Stored data:
--*--
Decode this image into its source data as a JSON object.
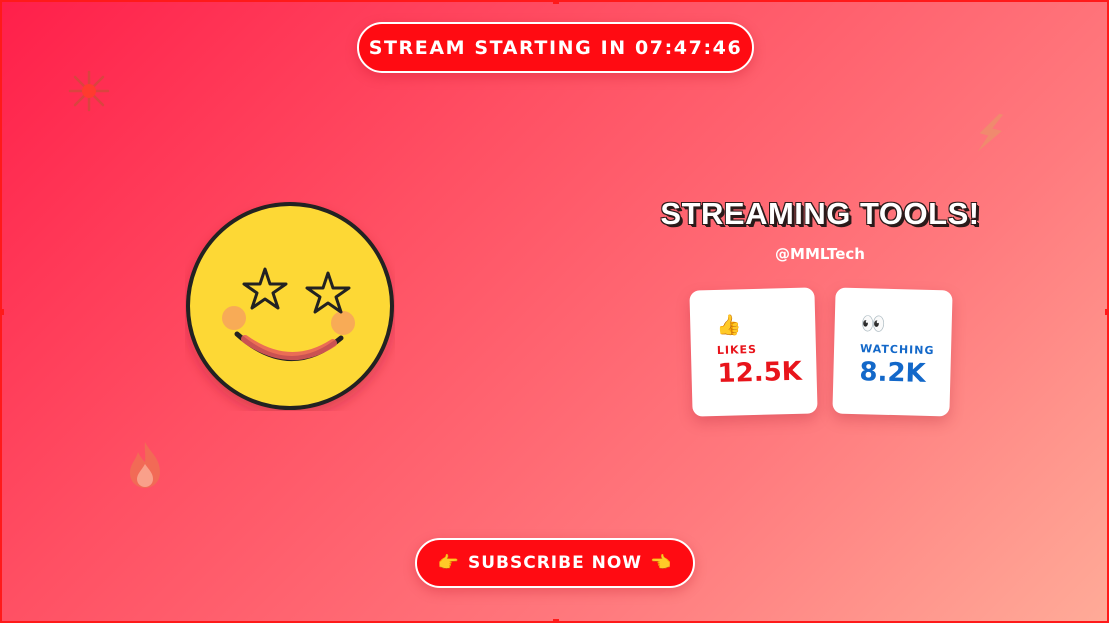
{
  "countdown": {
    "text": "STREAM STARTING IN 07:47:46"
  },
  "title": "STREAMING TOOLS!",
  "handle": "@MMLTech",
  "stats": [
    {
      "icon": "thumbs-up-icon",
      "emoji": "👍",
      "label": "LIKES",
      "value": "12.5K",
      "color": "#e8141b"
    },
    {
      "icon": "eyes-icon",
      "emoji": "👀",
      "label": "WATCHING",
      "value": "8.2K",
      "color": "#1368c9"
    }
  ],
  "subscribe": {
    "left_emoji": "👉",
    "label": "SUBSCRIBE NOW",
    "right_emoji": "👈"
  },
  "avatar": {
    "icon": "star-struck-smiley-icon"
  },
  "decorations": [
    "sparkle-icon",
    "lightning-icon",
    "fire-icon"
  ],
  "colors": {
    "accent": "#ff0b12",
    "likes": "#e8141b",
    "watching": "#1368c9",
    "face": "#fdd835"
  }
}
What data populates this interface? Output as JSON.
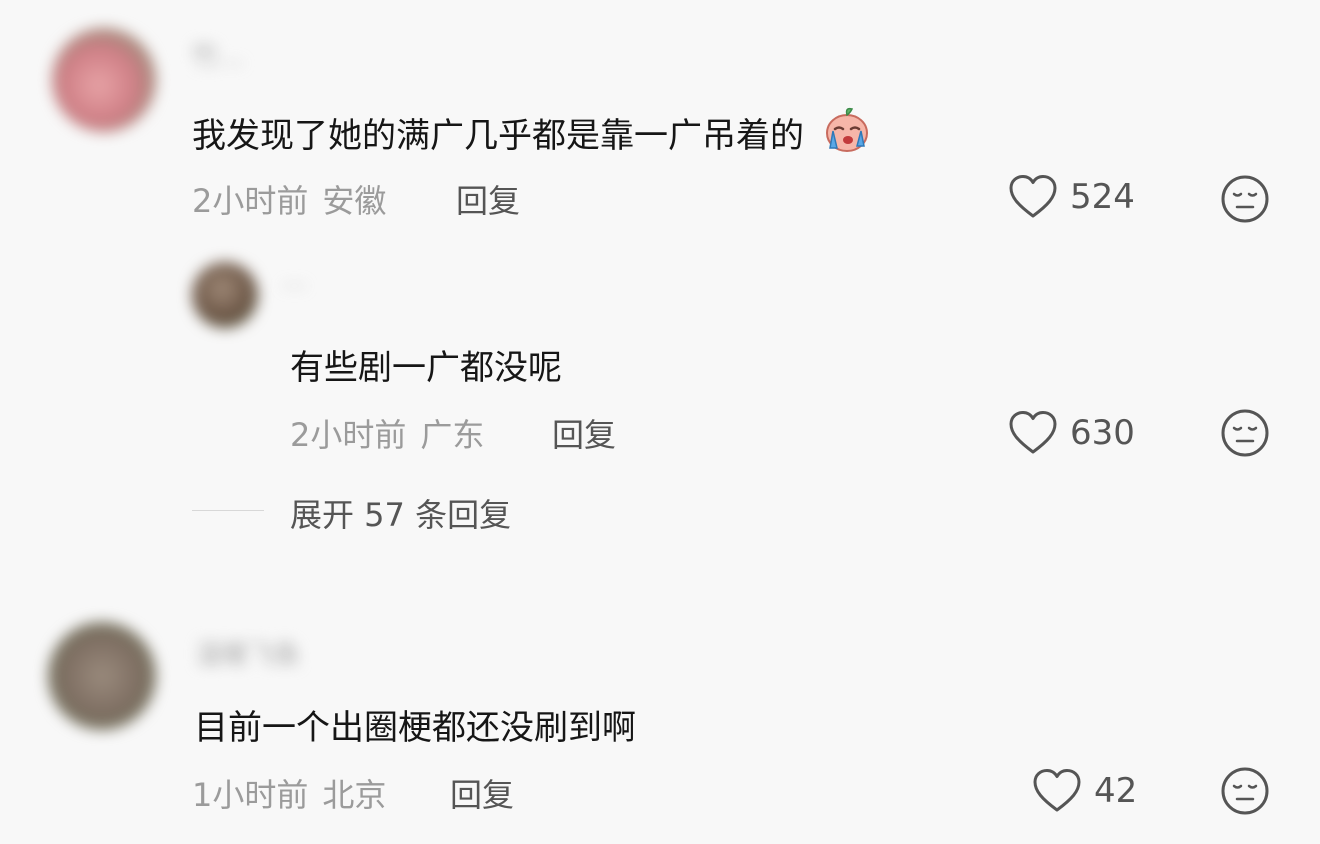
{
  "comments": [
    {
      "username": "竹…",
      "text": "我发现了她的满广几乎都是靠一广吊着的",
      "emoji": "crying-face-emoji",
      "time": "2小时前",
      "location": "安徽",
      "reply_label": "回复",
      "likes": "524"
    },
    {
      "username": "···",
      "text": "有些剧一广都没呢",
      "time": "2小时前",
      "location": "广东",
      "reply_label": "回复",
      "likes": "630"
    },
    {
      "username": "温暖飞鱼",
      "text": "目前一个出圈梗都还没刷到啊",
      "time": "1小时前",
      "location": "北京",
      "reply_label": "回复",
      "likes": "42"
    }
  ],
  "expand_replies": "展开 57 条回复",
  "colors": {
    "background": "#f8f8f8",
    "text": "#161616",
    "meta": "#9b9b9b",
    "action": "#555555"
  }
}
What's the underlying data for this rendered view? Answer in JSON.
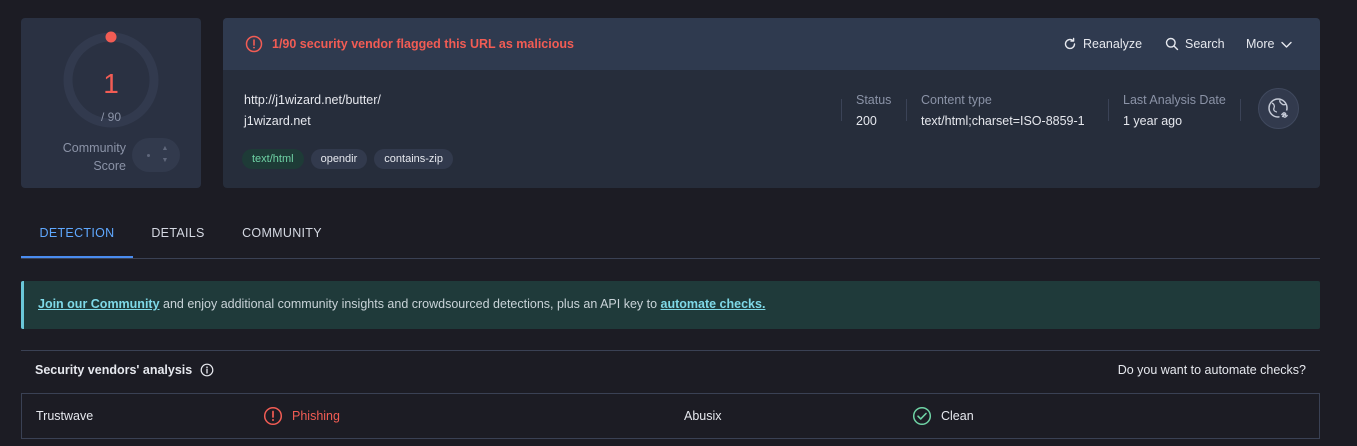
{
  "score": {
    "detections": "1",
    "total": "/ 90",
    "community_label_1": "Community",
    "community_label_2": "Score",
    "detection_fraction": 0.0111
  },
  "alert": {
    "message": "1/90 security vendor flagged this URL as malicious"
  },
  "actions": {
    "reanalyze": "Reanalyze",
    "search": "Search",
    "more": "More"
  },
  "target": {
    "url": "http://j1wizard.net/butter/",
    "domain": "j1wizard.net"
  },
  "tags": [
    "text/html",
    "opendir",
    "contains-zip"
  ],
  "meta": {
    "status_label": "Status",
    "status_value": "200",
    "content_type_label": "Content type",
    "content_type_value": "text/html;charset=ISO-8859-1",
    "last_analysis_label": "Last Analysis Date",
    "last_analysis_value": "1 year ago"
  },
  "tabs": {
    "detection": "DETECTION",
    "details": "DETAILS",
    "community": "COMMUNITY",
    "active": "DETECTION"
  },
  "banner": {
    "join_link": "Join our Community",
    "middle_text": " and enjoy additional community insights and crowdsourced detections, plus an API key to ",
    "automate_link": "automate checks."
  },
  "vendors": {
    "title": "Security vendors' analysis",
    "automate_prompt": "Do you want to automate checks?",
    "rows": [
      {
        "left_vendor": "Trustwave",
        "left_result": "Phishing",
        "right_vendor": "Abusix",
        "right_result": "Clean"
      }
    ]
  },
  "colors": {
    "malicious": "#f25c54",
    "clean": "#6fd3a5",
    "accent": "#4a8cf0",
    "background": "#1c1c24"
  },
  "icons": {
    "alert": "alert-circle-icon",
    "reanalyze": "refresh-icon",
    "search": "search-icon",
    "more": "chevron-down-icon",
    "globe": "globe-link-icon",
    "info": "info-icon",
    "phishing": "alert-circle-icon",
    "clean": "check-circle-icon"
  }
}
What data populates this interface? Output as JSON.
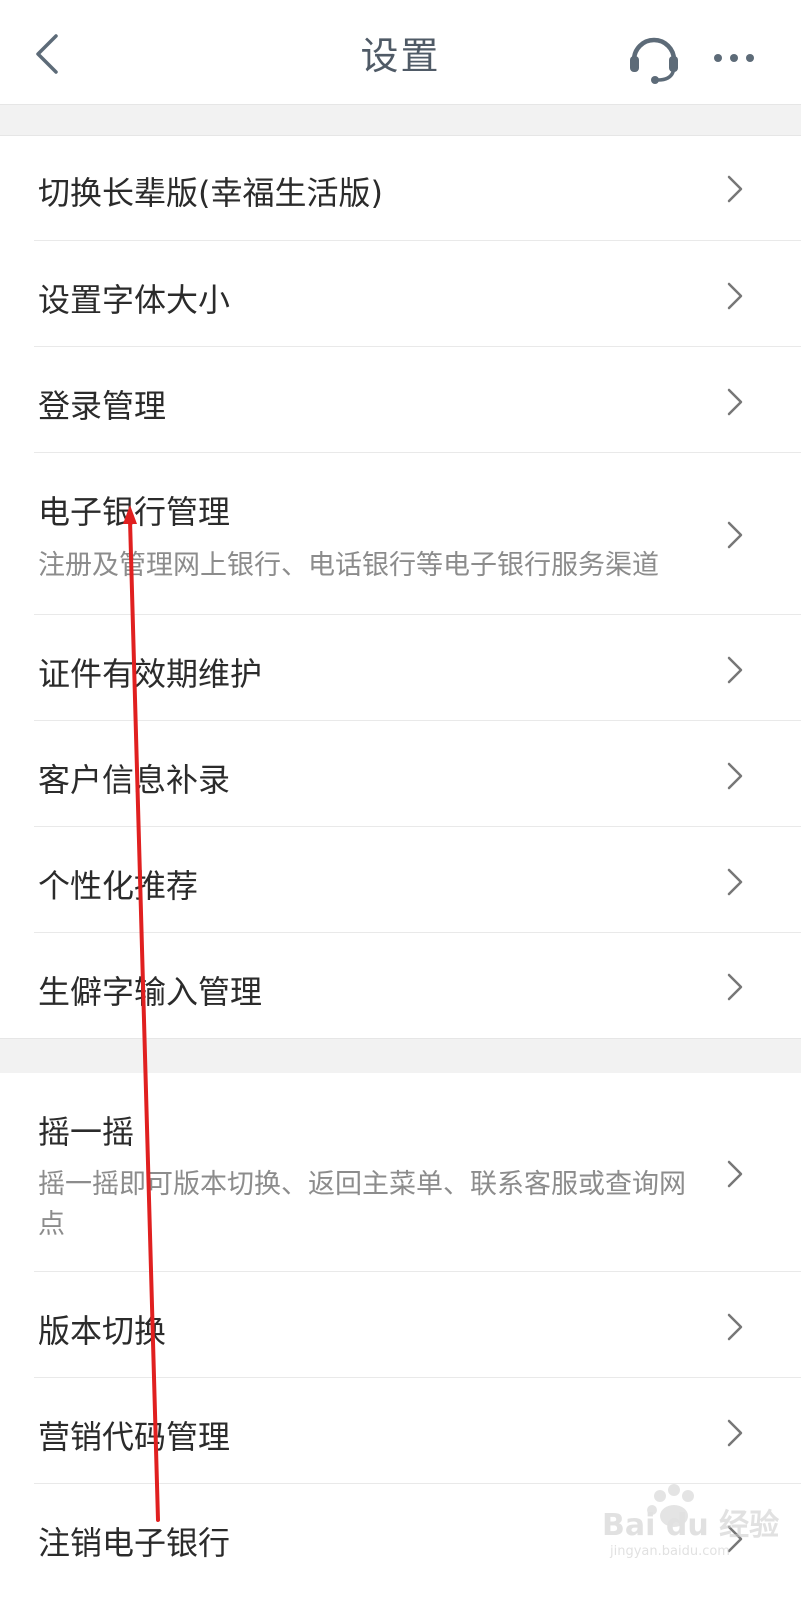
{
  "header": {
    "title": "设置"
  },
  "settings": {
    "group1": [
      {
        "label": "切换长辈版(幸福生活版)"
      },
      {
        "label": "设置字体大小"
      },
      {
        "label": "登录管理"
      },
      {
        "label": "电子银行管理",
        "description": "注册及管理网上银行、电话银行等电子银行服务渠道"
      },
      {
        "label": "证件有效期维护"
      },
      {
        "label": "客户信息补录"
      },
      {
        "label": "个性化推荐"
      },
      {
        "label": "生僻字输入管理"
      }
    ],
    "group2": [
      {
        "label": "摇一摇",
        "description": "摇一摇即可版本切换、返回主菜单、联系客服或查询网点"
      },
      {
        "label": "版本切换"
      },
      {
        "label": "营销代码管理"
      },
      {
        "label": "注销电子银行"
      }
    ]
  },
  "watermark": {
    "brand": "Bai du 经验",
    "url": "jingyan.baidu.com"
  },
  "colors": {
    "header_icon": "#5d6b78",
    "annotation_arrow": "#e02020"
  }
}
--*--
REQUIREMENTS >> Nothing but the pictures may be dropped; output the records above exactly.

THE ANSWER >>
Decode this image into its source data as a JSON object.
{
  "countdown": {
    "text": "STREAM STARTING IN 07:47:46"
  },
  "title": "STREAMING TOOLS!",
  "handle": "@MMLTech",
  "stats": [
    {
      "icon": "thumbs-up-icon",
      "emoji": "👍",
      "label": "LIKES",
      "value": "12.5K",
      "color": "#e8141b"
    },
    {
      "icon": "eyes-icon",
      "emoji": "👀",
      "label": "WATCHING",
      "value": "8.2K",
      "color": "#1368c9"
    }
  ],
  "subscribe": {
    "left_emoji": "👉",
    "label": "SUBSCRIBE NOW",
    "right_emoji": "👈"
  },
  "avatar": {
    "icon": "star-struck-smiley-icon"
  },
  "decorations": [
    "sparkle-icon",
    "lightning-icon",
    "fire-icon"
  ],
  "colors": {
    "accent": "#ff0b12",
    "likes": "#e8141b",
    "watching": "#1368c9",
    "face": "#fdd835"
  }
}
What data populates this interface? Output as JSON.
{
  "comments": [
    {
      "username": "竹…",
      "text": "我发现了她的满广几乎都是靠一广吊着的",
      "emoji": "crying-face-emoji",
      "time": "2小时前",
      "location": "安徽",
      "reply_label": "回复",
      "likes": "524"
    },
    {
      "username": "···",
      "text": "有些剧一广都没呢",
      "time": "2小时前",
      "location": "广东",
      "reply_label": "回复",
      "likes": "630"
    },
    {
      "username": "温暖飞鱼",
      "text": "目前一个出圈梗都还没刷到啊",
      "time": "1小时前",
      "location": "北京",
      "reply_label": "回复",
      "likes": "42"
    }
  ],
  "expand_replies": "展开 57 条回复",
  "colors": {
    "background": "#f8f8f8",
    "text": "#161616",
    "meta": "#9b9b9b",
    "action": "#555555"
  }
}
What's the underlying data for this rendered view? Answer in JSON.
{
  "score": {
    "detections": "1",
    "total": "/ 90",
    "community_label_1": "Community",
    "community_label_2": "Score",
    "detection_fraction": 0.0111
  },
  "alert": {
    "message": "1/90 security vendor flagged this URL as malicious"
  },
  "actions": {
    "reanalyze": "Reanalyze",
    "search": "Search",
    "more": "More"
  },
  "target": {
    "url": "http://j1wizard.net/butter/",
    "domain": "j1wizard.net"
  },
  "tags": [
    "text/html",
    "opendir",
    "contains-zip"
  ],
  "meta": {
    "status_label": "Status",
    "status_value": "200",
    "content_type_label": "Content type",
    "content_type_value": "text/html;charset=ISO-8859-1",
    "last_analysis_label": "Last Analysis Date",
    "last_analysis_value": "1 year ago"
  },
  "tabs": {
    "detection": "DETECTION",
    "details": "DETAILS",
    "community": "COMMUNITY",
    "active": "DETECTION"
  },
  "banner": {
    "join_link": "Join our Community",
    "middle_text": " and enjoy additional community insights and crowdsourced detections, plus an API key to ",
    "automate_link": "automate checks."
  },
  "vendors": {
    "title": "Security vendors' analysis",
    "automate_prompt": "Do you want to automate checks?",
    "rows": [
      {
        "left_vendor": "Trustwave",
        "left_result": "Phishing",
        "right_vendor": "Abusix",
        "right_result": "Clean"
      }
    ]
  },
  "colors": {
    "malicious": "#f25c54",
    "clean": "#6fd3a5",
    "accent": "#4a8cf0",
    "background": "#1c1c24"
  },
  "icons": {
    "alert": "alert-circle-icon",
    "reanalyze": "refresh-icon",
    "search": "search-icon",
    "more": "chevron-down-icon",
    "globe": "globe-link-icon",
    "info": "info-icon",
    "phishing": "alert-circle-icon",
    "clean": "check-circle-icon"
  }
}
What data populates this interface? Output as JSON.
{
  "header": {
    "title": "设置"
  },
  "settings": {
    "group1": [
      {
        "label": "切换长辈版(幸福生活版)"
      },
      {
        "label": "设置字体大小"
      },
      {
        "label": "登录管理"
      },
      {
        "label": "电子银行管理",
        "description": "注册及管理网上银行、电话银行等电子银行服务渠道"
      },
      {
        "label": "证件有效期维护"
      },
      {
        "label": "客户信息补录"
      },
      {
        "label": "个性化推荐"
      },
      {
        "label": "生僻字输入管理"
      }
    ],
    "group2": [
      {
        "label": "摇一摇",
        "description": "摇一摇即可版本切换、返回主菜单、联系客服或查询网点"
      },
      {
        "label": "版本切换"
      },
      {
        "label": "营销代码管理"
      },
      {
        "label": "注销电子银行"
      }
    ]
  },
  "watermark": {
    "brand": "Bai du 经验",
    "url": "jingyan.baidu.com"
  },
  "colors": {
    "header_icon": "#5d6b78",
    "annotation_arrow": "#e02020"
  }
}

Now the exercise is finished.